*Job:* Read the data and repeat it in full, exactly.

*Stored data:*

+++++

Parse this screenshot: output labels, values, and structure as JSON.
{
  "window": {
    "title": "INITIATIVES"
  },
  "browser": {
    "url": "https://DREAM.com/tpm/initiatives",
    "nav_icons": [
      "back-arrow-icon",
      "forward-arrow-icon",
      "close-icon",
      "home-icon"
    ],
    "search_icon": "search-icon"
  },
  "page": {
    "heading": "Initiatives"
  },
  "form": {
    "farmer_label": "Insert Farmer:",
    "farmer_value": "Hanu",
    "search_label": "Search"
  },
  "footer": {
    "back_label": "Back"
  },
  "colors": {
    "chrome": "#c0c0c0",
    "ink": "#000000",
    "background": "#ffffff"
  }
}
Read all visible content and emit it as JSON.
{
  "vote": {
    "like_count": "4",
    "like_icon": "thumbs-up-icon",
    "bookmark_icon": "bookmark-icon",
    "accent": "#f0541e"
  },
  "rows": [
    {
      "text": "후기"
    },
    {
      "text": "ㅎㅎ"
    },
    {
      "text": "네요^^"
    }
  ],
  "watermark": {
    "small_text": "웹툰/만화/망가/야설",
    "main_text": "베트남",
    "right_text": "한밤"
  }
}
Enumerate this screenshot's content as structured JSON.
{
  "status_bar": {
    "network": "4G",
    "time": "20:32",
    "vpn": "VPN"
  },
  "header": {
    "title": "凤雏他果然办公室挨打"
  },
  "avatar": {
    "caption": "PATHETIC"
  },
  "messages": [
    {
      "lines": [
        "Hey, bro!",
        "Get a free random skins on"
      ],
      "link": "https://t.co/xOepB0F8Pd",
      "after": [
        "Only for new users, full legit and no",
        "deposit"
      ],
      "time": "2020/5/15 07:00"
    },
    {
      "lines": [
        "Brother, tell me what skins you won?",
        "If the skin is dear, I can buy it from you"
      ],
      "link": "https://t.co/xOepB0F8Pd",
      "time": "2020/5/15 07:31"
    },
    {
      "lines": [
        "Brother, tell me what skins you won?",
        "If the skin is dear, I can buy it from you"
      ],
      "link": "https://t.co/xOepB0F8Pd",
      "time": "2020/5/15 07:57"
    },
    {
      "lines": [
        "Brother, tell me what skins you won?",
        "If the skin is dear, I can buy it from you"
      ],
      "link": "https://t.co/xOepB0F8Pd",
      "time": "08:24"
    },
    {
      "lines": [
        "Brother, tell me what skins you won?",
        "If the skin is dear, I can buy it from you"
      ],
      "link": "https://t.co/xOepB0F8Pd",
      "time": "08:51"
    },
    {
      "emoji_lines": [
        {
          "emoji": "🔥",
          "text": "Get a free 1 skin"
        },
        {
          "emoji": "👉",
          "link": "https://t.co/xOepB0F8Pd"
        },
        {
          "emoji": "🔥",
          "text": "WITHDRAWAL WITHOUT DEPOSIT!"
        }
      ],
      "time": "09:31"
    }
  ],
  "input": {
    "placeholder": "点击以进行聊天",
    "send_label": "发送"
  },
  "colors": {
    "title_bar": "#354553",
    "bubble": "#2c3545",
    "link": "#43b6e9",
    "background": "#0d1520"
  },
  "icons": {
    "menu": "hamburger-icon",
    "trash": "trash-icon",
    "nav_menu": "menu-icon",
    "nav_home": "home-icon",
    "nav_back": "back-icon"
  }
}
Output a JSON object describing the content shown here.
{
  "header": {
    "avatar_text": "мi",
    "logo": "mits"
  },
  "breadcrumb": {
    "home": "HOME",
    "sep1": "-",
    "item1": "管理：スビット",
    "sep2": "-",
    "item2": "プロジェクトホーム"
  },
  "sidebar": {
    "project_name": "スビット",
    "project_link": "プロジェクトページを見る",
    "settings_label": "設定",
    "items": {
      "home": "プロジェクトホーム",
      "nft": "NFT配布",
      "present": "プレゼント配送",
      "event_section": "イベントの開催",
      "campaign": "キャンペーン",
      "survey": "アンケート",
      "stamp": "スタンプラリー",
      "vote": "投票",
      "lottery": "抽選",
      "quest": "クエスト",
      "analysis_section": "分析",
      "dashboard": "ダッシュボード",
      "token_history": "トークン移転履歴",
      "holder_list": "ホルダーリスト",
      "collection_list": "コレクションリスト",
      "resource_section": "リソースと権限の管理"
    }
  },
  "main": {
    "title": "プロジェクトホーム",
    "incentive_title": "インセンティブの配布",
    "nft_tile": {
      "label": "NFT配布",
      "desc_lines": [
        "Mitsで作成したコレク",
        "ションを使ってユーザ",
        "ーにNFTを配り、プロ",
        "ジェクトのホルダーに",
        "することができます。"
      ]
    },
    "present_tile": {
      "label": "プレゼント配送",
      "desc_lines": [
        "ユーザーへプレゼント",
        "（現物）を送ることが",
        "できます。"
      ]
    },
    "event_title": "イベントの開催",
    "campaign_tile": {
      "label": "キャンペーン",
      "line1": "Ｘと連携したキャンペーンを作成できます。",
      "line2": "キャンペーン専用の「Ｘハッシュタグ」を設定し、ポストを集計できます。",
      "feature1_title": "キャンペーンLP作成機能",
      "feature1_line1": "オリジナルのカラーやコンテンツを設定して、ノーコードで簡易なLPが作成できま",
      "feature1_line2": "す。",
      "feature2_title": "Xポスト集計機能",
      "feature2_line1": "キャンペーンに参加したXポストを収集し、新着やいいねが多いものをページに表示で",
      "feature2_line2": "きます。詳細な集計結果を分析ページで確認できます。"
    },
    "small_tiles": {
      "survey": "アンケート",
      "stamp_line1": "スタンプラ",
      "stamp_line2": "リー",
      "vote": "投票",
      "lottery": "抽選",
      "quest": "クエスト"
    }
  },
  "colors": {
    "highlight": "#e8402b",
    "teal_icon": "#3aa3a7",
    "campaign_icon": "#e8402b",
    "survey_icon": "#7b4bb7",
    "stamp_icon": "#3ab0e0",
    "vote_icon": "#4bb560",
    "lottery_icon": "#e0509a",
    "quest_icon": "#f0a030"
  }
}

+++++

*Solution to the exercise:*
Parse this screenshot: output labels, values, and structure as JSON.
{
  "window": {
    "title": "INITIATIVES"
  },
  "browser": {
    "url": "https://DREAM.com/tpm/initiatives",
    "nav_icons": [
      "back-arrow-icon",
      "forward-arrow-icon",
      "close-icon",
      "home-icon"
    ],
    "search_icon": "search-icon"
  },
  "page": {
    "heading": "Initiatives"
  },
  "form": {
    "farmer_label": "Insert Farmer:",
    "farmer_value": "Hanu",
    "search_label": "Search"
  },
  "footer": {
    "back_label": "Back"
  },
  "colors": {
    "chrome": "#c0c0c0",
    "ink": "#000000",
    "background": "#ffffff"
  }
}
Read all visible content and emit it as JSON.
{
  "vote": {
    "like_count": "4",
    "like_icon": "thumbs-up-icon",
    "bookmark_icon": "bookmark-icon",
    "accent": "#f0541e"
  },
  "rows": [
    {
      "text": "후기"
    },
    {
      "text": "ㅎㅎ"
    },
    {
      "text": "네요^^"
    }
  ],
  "watermark": {
    "small_text": "웹툰/만화/망가/야설",
    "main_text": "베트남",
    "right_text": "한밤"
  }
}
Enumerate this screenshot's content as structured JSON.
{
  "status_bar": {
    "network": "4G",
    "time": "20:32",
    "vpn": "VPN"
  },
  "header": {
    "title": "凤雏他果然办公室挨打"
  },
  "avatar": {
    "caption": "PATHETIC"
  },
  "messages": [
    {
      "lines": [
        "Hey, bro!",
        "Get a free random skins on"
      ],
      "link": "https://t.co/xOepB0F8Pd",
      "after": [
        "Only for new users, full legit and no",
        "deposit"
      ],
      "time": "2020/5/15 07:00"
    },
    {
      "lines": [
        "Brother, tell me what skins you won?",
        "If the skin is dear, I can buy it from you"
      ],
      "link": "https://t.co/xOepB0F8Pd",
      "time": "2020/5/15 07:31"
    },
    {
      "lines": [
        "Brother, tell me what skins you won?",
        "If the skin is dear, I can buy it from you"
      ],
      "link": "https://t.co/xOepB0F8Pd",
      "time": "2020/5/15 07:57"
    },
    {
      "lines": [
        "Brother, tell me what skins you won?",
        "If the skin is dear, I can buy it from you"
      ],
      "link": "https://t.co/xOepB0F8Pd",
      "time": "08:24"
    },
    {
      "lines": [
        "Brother, tell me what skins you won?",
        "If the skin is dear, I can buy it from you"
      ],
      "link": "https://t.co/xOepB0F8Pd",
      "time": "08:51"
    },
    {
      "emoji_lines": [
        {
          "emoji": "🔥",
          "text": "Get a free 1 skin"
        },
        {
          "emoji": "👉",
          "link": "https://t.co/xOepB0F8Pd"
        },
        {
          "emoji": "🔥",
          "text": "WITHDRAWAL WITHOUT DEPOSIT!"
        }
      ],
      "time": "09:31"
    }
  ],
  "input": {
    "placeholder": "点击以进行聊天",
    "send_label": "发送"
  },
  "colors": {
    "title_bar": "#354553",
    "bubble": "#2c3545",
    "link": "#43b6e9",
    "background": "#0d1520"
  },
  "icons": {
    "menu": "hamburger-icon",
    "trash": "trash-icon",
    "nav_menu": "menu-icon",
    "nav_home": "home-icon",
    "nav_back": "back-icon"
  }
}
Output a JSON object describing the content shown here.
{
  "header": {
    "avatar_text": "мi",
    "logo": "mits"
  },
  "breadcrumb": {
    "home": "HOME",
    "sep1": "-",
    "item1": "管理：スビット",
    "sep2": "-",
    "item2": "プロジェクトホーム"
  },
  "sidebar": {
    "project_name": "スビット",
    "project_link": "プロジェクトページを見る",
    "settings_label": "設定",
    "items": {
      "home": "プロジェクトホーム",
      "nft": "NFT配布",
      "present": "プレゼント配送",
      "event_section": "イベントの開催",
      "campaign": "キャンペーン",
      "survey": "アンケート",
      "stamp": "スタンプラリー",
      "vote": "投票",
      "lottery": "抽選",
      "quest": "クエスト",
      "analysis_section": "分析",
      "dashboard": "ダッシュボード",
      "token_history": "トークン移転履歴",
      "holder_list": "ホルダーリスト",
      "collection_list": "コレクションリスト",
      "resource_section": "リソースと権限の管理"
    }
  },
  "main": {
    "title": "プロジェクトホーム",
    "incentive_title": "インセンティブの配布",
    "nft_tile": {
      "label": "NFT配布",
      "desc_lines": [
        "Mitsで作成したコレク",
        "ションを使ってユーザ",
        "ーにNFTを配り、プロ",
        "ジェクトのホルダーに",
        "することができます。"
      ]
    },
    "present_tile": {
      "label": "プレゼント配送",
      "desc_lines": [
        "ユーザーへプレゼント",
        "（現物）を送ることが",
        "できます。"
      ]
    },
    "event_title": "イベントの開催",
    "campaign_tile": {
      "label": "キャンペーン",
      "line1": "Ｘと連携したキャンペーンを作成できます。",
      "line2": "キャンペーン専用の「Ｘハッシュタグ」を設定し、ポストを集計できます。",
      "feature1_title": "キャンペーンLP作成機能",
      "feature1_line1": "オリジナルのカラーやコンテンツを設定して、ノーコードで簡易なLPが作成できま",
      "feature1_line2": "す。",
      "feature2_title": "Xポスト集計機能",
      "feature2_line1": "キャンペーンに参加したXポストを収集し、新着やいいねが多いものをページに表示で",
      "feature2_line2": "きます。詳細な集計結果を分析ページで確認できます。"
    },
    "small_tiles": {
      "survey": "アンケート",
      "stamp_line1": "スタンプラ",
      "stamp_line2": "リー",
      "vote": "投票",
      "lottery": "抽選",
      "quest": "クエスト"
    }
  },
  "colors": {
    "highlight": "#e8402b",
    "teal_icon": "#3aa3a7",
    "campaign_icon": "#e8402b",
    "survey_icon": "#7b4bb7",
    "stamp_icon": "#3ab0e0",
    "vote_icon": "#4bb560",
    "lottery_icon": "#e0509a",
    "quest_icon": "#f0a030"
  }
}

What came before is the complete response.